Goal of the exercise: The listing below should be written out exactly; please include all of it.
# start of Information supplied
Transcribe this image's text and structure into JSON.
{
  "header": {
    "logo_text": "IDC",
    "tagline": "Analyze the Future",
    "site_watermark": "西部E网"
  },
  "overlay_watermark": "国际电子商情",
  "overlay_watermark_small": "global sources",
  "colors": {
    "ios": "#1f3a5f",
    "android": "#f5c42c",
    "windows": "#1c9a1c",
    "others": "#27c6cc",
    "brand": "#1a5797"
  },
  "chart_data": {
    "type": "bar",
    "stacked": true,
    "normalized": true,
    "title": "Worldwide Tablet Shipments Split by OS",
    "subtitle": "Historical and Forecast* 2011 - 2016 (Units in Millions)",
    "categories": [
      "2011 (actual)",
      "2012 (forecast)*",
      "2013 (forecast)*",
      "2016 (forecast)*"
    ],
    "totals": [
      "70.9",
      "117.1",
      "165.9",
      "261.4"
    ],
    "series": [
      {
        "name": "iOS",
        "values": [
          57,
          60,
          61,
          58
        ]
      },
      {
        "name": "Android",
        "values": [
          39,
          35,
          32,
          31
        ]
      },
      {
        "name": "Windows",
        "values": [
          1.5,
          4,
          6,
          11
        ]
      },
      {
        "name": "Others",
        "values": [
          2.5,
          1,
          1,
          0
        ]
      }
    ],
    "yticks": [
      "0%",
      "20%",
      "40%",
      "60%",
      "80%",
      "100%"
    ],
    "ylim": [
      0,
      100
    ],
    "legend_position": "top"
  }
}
# end of Information supplied
Complete answer:
Transcribe this image's text and structure into JSON.
{
  "header": {
    "logo_text": "IDC",
    "tagline": "Analyze the Future",
    "site_watermark": "西部E网"
  },
  "overlay_watermark": "国际电子商情",
  "overlay_watermark_small": "global sources",
  "colors": {
    "ios": "#1f3a5f",
    "android": "#f5c42c",
    "windows": "#1c9a1c",
    "others": "#27c6cc",
    "brand": "#1a5797"
  },
  "chart_data": {
    "type": "bar",
    "stacked": true,
    "normalized": true,
    "title": "Worldwide Tablet Shipments Split by OS",
    "subtitle": "Historical and Forecast* 2011 - 2016 (Units in Millions)",
    "categories": [
      "2011 (actual)",
      "2012 (forecast)*",
      "2013 (forecast)*",
      "2016 (forecast)*"
    ],
    "totals": [
      "70.9",
      "117.1",
      "165.9",
      "261.4"
    ],
    "series": [
      {
        "name": "iOS",
        "values": [
          57,
          60,
          61,
          58
        ]
      },
      {
        "name": "Android",
        "values": [
          39,
          35,
          32,
          31
        ]
      },
      {
        "name": "Windows",
        "values": [
          1.5,
          4,
          6,
          11
        ]
      },
      {
        "name": "Others",
        "values": [
          2.5,
          1,
          1,
          0
        ]
      }
    ],
    "yticks": [
      "0%",
      "20%",
      "40%",
      "60%",
      "80%",
      "100%"
    ],
    "ylim": [
      0,
      100
    ],
    "legend_position": "top"
  }
}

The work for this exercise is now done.